#### Directive
Reproduce all the entries precisely.

#### Task input
____

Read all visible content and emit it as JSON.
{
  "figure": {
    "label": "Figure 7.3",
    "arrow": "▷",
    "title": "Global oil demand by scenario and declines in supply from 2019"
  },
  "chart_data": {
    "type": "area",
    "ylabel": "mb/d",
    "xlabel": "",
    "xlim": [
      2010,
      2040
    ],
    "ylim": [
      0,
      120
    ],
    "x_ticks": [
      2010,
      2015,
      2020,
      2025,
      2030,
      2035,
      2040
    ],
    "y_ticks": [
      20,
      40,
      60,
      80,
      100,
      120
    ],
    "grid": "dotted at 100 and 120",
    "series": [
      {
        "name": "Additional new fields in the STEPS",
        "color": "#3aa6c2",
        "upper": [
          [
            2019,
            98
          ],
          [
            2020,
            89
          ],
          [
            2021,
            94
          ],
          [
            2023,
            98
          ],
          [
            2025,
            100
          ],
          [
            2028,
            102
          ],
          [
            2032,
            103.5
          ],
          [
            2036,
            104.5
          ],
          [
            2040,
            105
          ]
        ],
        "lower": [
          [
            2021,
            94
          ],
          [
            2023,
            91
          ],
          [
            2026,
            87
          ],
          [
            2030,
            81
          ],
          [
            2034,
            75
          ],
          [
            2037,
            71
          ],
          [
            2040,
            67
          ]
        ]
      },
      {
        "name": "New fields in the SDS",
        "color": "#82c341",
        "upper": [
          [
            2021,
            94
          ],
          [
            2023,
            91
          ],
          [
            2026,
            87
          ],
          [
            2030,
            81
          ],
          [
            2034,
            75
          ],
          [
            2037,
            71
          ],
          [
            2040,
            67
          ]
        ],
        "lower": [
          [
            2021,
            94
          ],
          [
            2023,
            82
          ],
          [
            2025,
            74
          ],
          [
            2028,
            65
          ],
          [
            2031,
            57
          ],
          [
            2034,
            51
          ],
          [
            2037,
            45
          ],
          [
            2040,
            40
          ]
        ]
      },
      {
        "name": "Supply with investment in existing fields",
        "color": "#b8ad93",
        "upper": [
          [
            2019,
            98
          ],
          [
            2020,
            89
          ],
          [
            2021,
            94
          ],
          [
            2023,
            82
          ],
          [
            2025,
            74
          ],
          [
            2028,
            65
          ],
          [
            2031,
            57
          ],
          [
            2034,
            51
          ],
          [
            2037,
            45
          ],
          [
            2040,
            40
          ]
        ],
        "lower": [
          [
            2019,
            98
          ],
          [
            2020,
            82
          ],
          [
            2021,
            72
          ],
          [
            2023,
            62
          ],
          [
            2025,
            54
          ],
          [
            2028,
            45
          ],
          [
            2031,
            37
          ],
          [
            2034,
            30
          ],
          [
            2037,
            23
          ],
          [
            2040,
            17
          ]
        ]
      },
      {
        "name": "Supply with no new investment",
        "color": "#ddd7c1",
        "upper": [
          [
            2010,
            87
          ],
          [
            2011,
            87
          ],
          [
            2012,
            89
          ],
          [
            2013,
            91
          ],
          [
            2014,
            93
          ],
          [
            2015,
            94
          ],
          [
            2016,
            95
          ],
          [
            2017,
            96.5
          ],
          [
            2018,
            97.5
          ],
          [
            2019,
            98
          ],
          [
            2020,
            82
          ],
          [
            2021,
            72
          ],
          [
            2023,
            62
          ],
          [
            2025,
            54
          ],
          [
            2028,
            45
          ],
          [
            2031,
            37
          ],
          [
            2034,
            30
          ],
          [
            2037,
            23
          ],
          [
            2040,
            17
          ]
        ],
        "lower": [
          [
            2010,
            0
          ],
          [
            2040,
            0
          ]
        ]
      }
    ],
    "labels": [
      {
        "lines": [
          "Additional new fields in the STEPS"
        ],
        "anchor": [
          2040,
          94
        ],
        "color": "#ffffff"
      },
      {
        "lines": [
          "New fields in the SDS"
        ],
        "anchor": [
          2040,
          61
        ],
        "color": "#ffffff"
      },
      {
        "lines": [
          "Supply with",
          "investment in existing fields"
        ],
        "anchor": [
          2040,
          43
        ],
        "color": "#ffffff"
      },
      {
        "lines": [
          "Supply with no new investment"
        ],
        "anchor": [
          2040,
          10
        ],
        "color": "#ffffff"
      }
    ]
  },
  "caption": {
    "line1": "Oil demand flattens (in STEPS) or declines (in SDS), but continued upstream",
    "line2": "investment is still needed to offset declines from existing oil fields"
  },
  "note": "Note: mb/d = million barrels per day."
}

____

#### Written answer
Read all visible content and emit it as JSON.
{
  "figure": {
    "label": "Figure 7.3",
    "arrow": "▷",
    "title": "Global oil demand by scenario and declines in supply from 2019"
  },
  "chart_data": {
    "type": "area",
    "ylabel": "mb/d",
    "xlabel": "",
    "xlim": [
      2010,
      2040
    ],
    "ylim": [
      0,
      120
    ],
    "x_ticks": [
      2010,
      2015,
      2020,
      2025,
      2030,
      2035,
      2040
    ],
    "y_ticks": [
      20,
      40,
      60,
      80,
      100,
      120
    ],
    "grid": "dotted at 100 and 120",
    "series": [
      {
        "name": "Additional new fields in the STEPS",
        "color": "#3aa6c2",
        "upper": [
          [
            2019,
            98
          ],
          [
            2020,
            89
          ],
          [
            2021,
            94
          ],
          [
            2023,
            98
          ],
          [
            2025,
            100
          ],
          [
            2028,
            102
          ],
          [
            2032,
            103.5
          ],
          [
            2036,
            104.5
          ],
          [
            2040,
            105
          ]
        ],
        "lower": [
          [
            2021,
            94
          ],
          [
            2023,
            91
          ],
          [
            2026,
            87
          ],
          [
            2030,
            81
          ],
          [
            2034,
            75
          ],
          [
            2037,
            71
          ],
          [
            2040,
            67
          ]
        ]
      },
      {
        "name": "New fields in the SDS",
        "color": "#82c341",
        "upper": [
          [
            2021,
            94
          ],
          [
            2023,
            91
          ],
          [
            2026,
            87
          ],
          [
            2030,
            81
          ],
          [
            2034,
            75
          ],
          [
            2037,
            71
          ],
          [
            2040,
            67
          ]
        ],
        "lower": [
          [
            2021,
            94
          ],
          [
            2023,
            82
          ],
          [
            2025,
            74
          ],
          [
            2028,
            65
          ],
          [
            2031,
            57
          ],
          [
            2034,
            51
          ],
          [
            2037,
            45
          ],
          [
            2040,
            40
          ]
        ]
      },
      {
        "name": "Supply with investment in existing fields",
        "color": "#b8ad93",
        "upper": [
          [
            2019,
            98
          ],
          [
            2020,
            89
          ],
          [
            2021,
            94
          ],
          [
            2023,
            82
          ],
          [
            2025,
            74
          ],
          [
            2028,
            65
          ],
          [
            2031,
            57
          ],
          [
            2034,
            51
          ],
          [
            2037,
            45
          ],
          [
            2040,
            40
          ]
        ],
        "lower": [
          [
            2019,
            98
          ],
          [
            2020,
            82
          ],
          [
            2021,
            72
          ],
          [
            2023,
            62
          ],
          [
            2025,
            54
          ],
          [
            2028,
            45
          ],
          [
            2031,
            37
          ],
          [
            2034,
            30
          ],
          [
            2037,
            23
          ],
          [
            2040,
            17
          ]
        ]
      },
      {
        "name": "Supply with no new investment",
        "color": "#ddd7c1",
        "upper": [
          [
            2010,
            87
          ],
          [
            2011,
            87
          ],
          [
            2012,
            89
          ],
          [
            2013,
            91
          ],
          [
            2014,
            93
          ],
          [
            2015,
            94
          ],
          [
            2016,
            95
          ],
          [
            2017,
            96.5
          ],
          [
            2018,
            97.5
          ],
          [
            2019,
            98
          ],
          [
            2020,
            82
          ],
          [
            2021,
            72
          ],
          [
            2023,
            62
          ],
          [
            2025,
            54
          ],
          [
            2028,
            45
          ],
          [
            2031,
            37
          ],
          [
            2034,
            30
          ],
          [
            2037,
            23
          ],
          [
            2040,
            17
          ]
        ],
        "lower": [
          [
            2010,
            0
          ],
          [
            2040,
            0
          ]
        ]
      }
    ],
    "labels": [
      {
        "lines": [
          "Additional new fields in the STEPS"
        ],
        "anchor": [
          2040,
          94
        ],
        "color": "#ffffff"
      },
      {
        "lines": [
          "New fields in the SDS"
        ],
        "anchor": [
          2040,
          61
        ],
        "color": "#ffffff"
      },
      {
        "lines": [
          "Supply with",
          "investment in existing fields"
        ],
        "anchor": [
          2040,
          43
        ],
        "color": "#ffffff"
      },
      {
        "lines": [
          "Supply with no new investment"
        ],
        "anchor": [
          2040,
          10
        ],
        "color": "#ffffff"
      }
    ]
  },
  "caption": {
    "line1": "Oil demand flattens (in STEPS) or declines (in SDS), but continued upstream",
    "line2": "investment is still needed to offset declines from existing oil fields"
  },
  "note": "Note: mb/d = million barrels per day."
}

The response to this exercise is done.